Stored data:
####

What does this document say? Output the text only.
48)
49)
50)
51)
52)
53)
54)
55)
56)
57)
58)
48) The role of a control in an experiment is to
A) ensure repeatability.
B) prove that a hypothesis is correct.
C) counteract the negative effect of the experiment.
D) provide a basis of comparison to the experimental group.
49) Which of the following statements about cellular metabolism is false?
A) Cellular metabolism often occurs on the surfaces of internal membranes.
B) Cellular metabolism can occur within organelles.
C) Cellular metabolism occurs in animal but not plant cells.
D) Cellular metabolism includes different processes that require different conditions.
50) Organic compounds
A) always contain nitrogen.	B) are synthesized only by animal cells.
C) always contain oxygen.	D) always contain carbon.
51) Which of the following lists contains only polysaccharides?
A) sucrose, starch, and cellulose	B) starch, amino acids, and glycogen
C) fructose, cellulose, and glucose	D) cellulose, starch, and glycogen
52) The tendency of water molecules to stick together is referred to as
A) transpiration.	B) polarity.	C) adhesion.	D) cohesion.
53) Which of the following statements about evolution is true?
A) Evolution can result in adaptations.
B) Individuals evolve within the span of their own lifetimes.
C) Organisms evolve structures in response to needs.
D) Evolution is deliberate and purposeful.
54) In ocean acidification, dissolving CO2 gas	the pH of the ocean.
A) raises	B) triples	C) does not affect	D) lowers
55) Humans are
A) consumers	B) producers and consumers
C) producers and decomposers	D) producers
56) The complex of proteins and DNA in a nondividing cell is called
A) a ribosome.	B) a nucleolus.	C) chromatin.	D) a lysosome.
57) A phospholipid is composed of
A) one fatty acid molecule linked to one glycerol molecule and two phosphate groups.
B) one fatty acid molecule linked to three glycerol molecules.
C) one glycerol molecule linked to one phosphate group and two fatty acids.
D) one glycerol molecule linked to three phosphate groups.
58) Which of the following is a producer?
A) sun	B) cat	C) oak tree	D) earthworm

####

*DESCRIPTION OF THE TASK*
All lines above that include the word "following" should be located and copied.

*EXERCISE RESULT*
49) Which of the following statements about cellular metabolism is false?
51) Which of the following lists contains only polysaccharides?
53) Which of the following statements about evolution is true?
58) Which of the following is a producer?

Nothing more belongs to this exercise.